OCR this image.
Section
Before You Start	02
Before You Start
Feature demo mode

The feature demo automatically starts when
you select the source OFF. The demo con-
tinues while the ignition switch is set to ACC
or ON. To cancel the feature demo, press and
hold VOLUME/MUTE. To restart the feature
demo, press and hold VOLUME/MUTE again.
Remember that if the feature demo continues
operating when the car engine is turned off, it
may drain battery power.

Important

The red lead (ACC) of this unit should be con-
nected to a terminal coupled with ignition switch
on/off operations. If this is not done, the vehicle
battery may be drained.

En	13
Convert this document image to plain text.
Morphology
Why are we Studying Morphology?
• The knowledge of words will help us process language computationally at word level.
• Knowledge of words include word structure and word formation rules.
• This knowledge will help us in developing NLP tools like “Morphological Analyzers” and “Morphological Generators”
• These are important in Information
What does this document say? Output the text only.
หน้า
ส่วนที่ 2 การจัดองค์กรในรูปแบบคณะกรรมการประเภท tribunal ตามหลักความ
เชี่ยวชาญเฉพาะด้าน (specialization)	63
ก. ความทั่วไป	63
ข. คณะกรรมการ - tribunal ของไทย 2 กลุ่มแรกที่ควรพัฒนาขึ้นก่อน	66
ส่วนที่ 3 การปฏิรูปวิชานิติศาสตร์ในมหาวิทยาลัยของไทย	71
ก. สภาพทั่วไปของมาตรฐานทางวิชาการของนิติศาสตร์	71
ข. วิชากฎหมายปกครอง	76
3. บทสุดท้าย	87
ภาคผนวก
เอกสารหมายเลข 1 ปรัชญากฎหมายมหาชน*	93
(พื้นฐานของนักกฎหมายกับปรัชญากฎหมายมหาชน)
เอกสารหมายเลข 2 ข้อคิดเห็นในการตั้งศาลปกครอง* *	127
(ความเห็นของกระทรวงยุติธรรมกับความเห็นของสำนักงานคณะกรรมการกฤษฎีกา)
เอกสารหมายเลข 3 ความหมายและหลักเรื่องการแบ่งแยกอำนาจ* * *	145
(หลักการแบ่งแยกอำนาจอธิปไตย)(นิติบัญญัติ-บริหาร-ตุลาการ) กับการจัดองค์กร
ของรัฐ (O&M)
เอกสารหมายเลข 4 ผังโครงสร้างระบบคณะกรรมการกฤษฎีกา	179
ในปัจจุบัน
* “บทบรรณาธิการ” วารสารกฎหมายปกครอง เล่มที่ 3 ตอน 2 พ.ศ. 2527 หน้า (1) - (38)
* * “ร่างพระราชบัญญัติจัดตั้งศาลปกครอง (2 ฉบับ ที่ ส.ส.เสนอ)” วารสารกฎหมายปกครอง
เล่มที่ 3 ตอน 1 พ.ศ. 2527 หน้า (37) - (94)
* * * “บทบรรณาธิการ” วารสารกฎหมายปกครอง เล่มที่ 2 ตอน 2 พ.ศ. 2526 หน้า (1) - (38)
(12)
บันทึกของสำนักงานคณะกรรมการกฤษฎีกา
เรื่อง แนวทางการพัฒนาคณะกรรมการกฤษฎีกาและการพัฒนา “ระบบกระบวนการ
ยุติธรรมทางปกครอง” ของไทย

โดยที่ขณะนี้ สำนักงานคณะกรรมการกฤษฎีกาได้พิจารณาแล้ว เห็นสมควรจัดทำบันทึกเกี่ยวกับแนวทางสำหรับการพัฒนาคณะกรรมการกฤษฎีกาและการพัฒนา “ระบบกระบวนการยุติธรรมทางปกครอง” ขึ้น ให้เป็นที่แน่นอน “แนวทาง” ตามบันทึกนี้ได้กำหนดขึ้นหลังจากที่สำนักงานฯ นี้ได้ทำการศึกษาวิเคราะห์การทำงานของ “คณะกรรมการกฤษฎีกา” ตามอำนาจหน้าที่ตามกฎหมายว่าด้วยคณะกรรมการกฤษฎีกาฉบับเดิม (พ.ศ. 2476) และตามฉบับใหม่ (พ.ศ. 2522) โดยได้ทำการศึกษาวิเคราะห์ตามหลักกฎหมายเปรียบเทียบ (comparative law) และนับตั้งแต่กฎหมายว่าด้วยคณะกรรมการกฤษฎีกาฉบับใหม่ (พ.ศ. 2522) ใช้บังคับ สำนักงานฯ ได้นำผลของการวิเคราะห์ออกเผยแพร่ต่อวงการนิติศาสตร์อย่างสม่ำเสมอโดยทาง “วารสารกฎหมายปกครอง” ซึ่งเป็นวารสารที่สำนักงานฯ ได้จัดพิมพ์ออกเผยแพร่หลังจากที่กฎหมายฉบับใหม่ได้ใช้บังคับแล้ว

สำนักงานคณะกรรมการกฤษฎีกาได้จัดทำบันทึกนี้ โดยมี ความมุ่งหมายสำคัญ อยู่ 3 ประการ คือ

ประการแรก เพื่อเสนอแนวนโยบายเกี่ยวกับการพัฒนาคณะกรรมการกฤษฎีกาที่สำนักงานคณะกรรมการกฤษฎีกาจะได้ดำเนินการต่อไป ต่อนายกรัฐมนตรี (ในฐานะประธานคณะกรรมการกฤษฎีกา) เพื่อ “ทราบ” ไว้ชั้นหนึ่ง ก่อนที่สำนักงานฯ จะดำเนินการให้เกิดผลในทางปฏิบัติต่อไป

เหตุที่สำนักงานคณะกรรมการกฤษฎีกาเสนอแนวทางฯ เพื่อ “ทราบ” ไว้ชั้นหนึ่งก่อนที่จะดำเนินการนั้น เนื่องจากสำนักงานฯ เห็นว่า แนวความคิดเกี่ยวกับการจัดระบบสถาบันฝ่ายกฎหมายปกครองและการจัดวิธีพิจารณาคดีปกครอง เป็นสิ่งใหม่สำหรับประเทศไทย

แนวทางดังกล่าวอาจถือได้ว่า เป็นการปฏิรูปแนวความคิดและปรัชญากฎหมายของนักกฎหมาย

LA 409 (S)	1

## WHAT YOU SHOULD DO
Each entry above is to be quoted exactly.

## FINISHED ANSWER
OCR this image.
Section
Before You Start	02
Before You Start
Feature demo mode

The feature demo automatically starts when
you select the source OFF. The demo con-
tinues while the ignition switch is set to ACC
or ON. To cancel the feature demo, press and
hold VOLUME/MUTE. To restart the feature
demo, press and hold VOLUME/MUTE again.
Remember that if the feature demo continues
operating when the car engine is turned off, it
may drain battery power.

Important

The red lead (ACC) of this unit should be con-
nected to a terminal coupled with ignition switch
on/off operations. If this is not done, the vehicle
battery may be drained.

En	13
Convert this document image to plain text.
Morphology
Why are we Studying Morphology?
• The knowledge of words will help us process language computationally at word level.
• Knowledge of words include word structure and word formation rules.
• This knowledge will help us in developing NLP tools like “Morphological Analyzers” and “Morphological Generators”
• These are important in Information
What does this document say? Output the text only.
หน้า
ส่วนที่ 2 การจัดองค์กรในรูปแบบคณะกรรมการประเภท tribunal ตามหลักความ
เชี่ยวชาญเฉพาะด้าน (specialization)	63
ก. ความทั่วไป	63
ข. คณะกรรมการ - tribunal ของไทย 2 กลุ่มแรกที่ควรพัฒนาขึ้นก่อน	66
ส่วนที่ 3 การปฏิรูปวิชานิติศาสตร์ในมหาวิทยาลัยของไทย	71
ก. สภาพทั่วไปของมาตรฐานทางวิชาการของนิติศาสตร์	71
ข. วิชากฎหมายปกครอง	76
3. บทสุดท้าย	87
ภาคผนวก
เอกสารหมายเลข 1 ปรัชญากฎหมายมหาชน*	93
(พื้นฐานของนักกฎหมายกับปรัชญากฎหมายมหาชน)
เอกสารหมายเลข 2 ข้อคิดเห็นในการตั้งศาลปกครอง* *	127
(ความเห็นของกระทรวงยุติธรรมกับความเห็นของสำนักงานคณะกรรมการกฤษฎีกา)
เอกสารหมายเลข 3 ความหมายและหลักเรื่องการแบ่งแยกอำนาจ* * *	145
(หลักการแบ่งแยกอำนาจอธิปไตย)(นิติบัญญัติ-บริหาร-ตุลาการ) กับการจัดองค์กร
ของรัฐ (O&M)
เอกสารหมายเลข 4 ผังโครงสร้างระบบคณะกรรมการกฤษฎีกา	179
ในปัจจุบัน
* “บทบรรณาธิการ” วารสารกฎหมายปกครอง เล่มที่ 3 ตอน 2 พ.ศ. 2527 หน้า (1) - (38)
* * “ร่างพระราชบัญญัติจัดตั้งศาลปกครอง (2 ฉบับ ที่ ส.ส.เสนอ)” วารสารกฎหมายปกครอง
เล่มที่ 3 ตอน 1 พ.ศ. 2527 หน้า (37) - (94)
* * * “บทบรรณาธิการ” วารสารกฎหมายปกครอง เล่มที่ 2 ตอน 2 พ.ศ. 2526 หน้า (1) - (38)
(12)
บันทึกของสำนักงานคณะกรรมการกฤษฎีกา
เรื่อง แนวทางการพัฒนาคณะกรรมการกฤษฎีกาและการพัฒนา “ระบบกระบวนการ
ยุติธรรมทางปกครอง” ของไทย

โดยที่ขณะนี้ สำนักงานคณะกรรมการกฤษฎีกาได้พิจารณาแล้ว เห็นสมควรจัดทำบันทึกเกี่ยวกับแนวทางสำหรับการพัฒนาคณะกรรมการกฤษฎีกาและการพัฒนา “ระบบกระบวนการยุติธรรมทางปกครอง” ขึ้น ให้เป็นที่แน่นอน “แนวทาง” ตามบันทึกนี้ได้กำหนดขึ้นหลังจากที่สำนักงานฯ นี้ได้ทำการศึกษาวิเคราะห์การทำงานของ “คณะกรรมการกฤษฎีกา” ตามอำนาจหน้าที่ตามกฎหมายว่าด้วยคณะกรรมการกฤษฎีกาฉบับเดิม (พ.ศ. 2476) และตามฉบับใหม่ (พ.ศ. 2522) โดยได้ทำการศึกษาวิเคราะห์ตามหลักกฎหมายเปรียบเทียบ (comparative law) และนับตั้งแต่กฎหมายว่าด้วยคณะกรรมการกฤษฎีกาฉบับใหม่ (พ.ศ. 2522) ใช้บังคับ สำนักงานฯ ได้นำผลของการวิเคราะห์ออกเผยแพร่ต่อวงการนิติศาสตร์อย่างสม่ำเสมอโดยทาง “วารสารกฎหมายปกครอง” ซึ่งเป็นวารสารที่สำนักงานฯ ได้จัดพิมพ์ออกเผยแพร่หลังจากที่กฎหมายฉบับใหม่ได้ใช้บังคับแล้ว

สำนักงานคณะกรรมการกฤษฎีกาได้จัดทำบันทึกนี้ โดยมี ความมุ่งหมายสำคัญ อยู่ 3 ประการ คือ

ประการแรก เพื่อเสนอแนวนโยบายเกี่ยวกับการพัฒนาคณะกรรมการกฤษฎีกาที่สำนักงานคณะกรรมการกฤษฎีกาจะได้ดำเนินการต่อไป ต่อนายกรัฐมนตรี (ในฐานะประธานคณะกรรมการกฤษฎีกา) เพื่อ “ทราบ” ไว้ชั้นหนึ่ง ก่อนที่สำนักงานฯ จะดำเนินการให้เกิดผลในทางปฏิบัติต่อไป

เหตุที่สำนักงานคณะกรรมการกฤษฎีกาเสนอแนวทางฯ เพื่อ “ทราบ” ไว้ชั้นหนึ่งก่อนที่จะดำเนินการนั้น เนื่องจากสำนักงานฯ เห็นว่า แนวความคิดเกี่ยวกับการจัดระบบสถาบันฝ่ายกฎหมายปกครองและการจัดวิธีพิจารณาคดีปกครอง เป็นสิ่งใหม่สำหรับประเทศไทย

แนวทางดังกล่าวอาจถือได้ว่า เป็นการปฏิรูปแนวความคิดและปรัชญากฎหมายของนักกฎหมาย

LA 409 (S)	1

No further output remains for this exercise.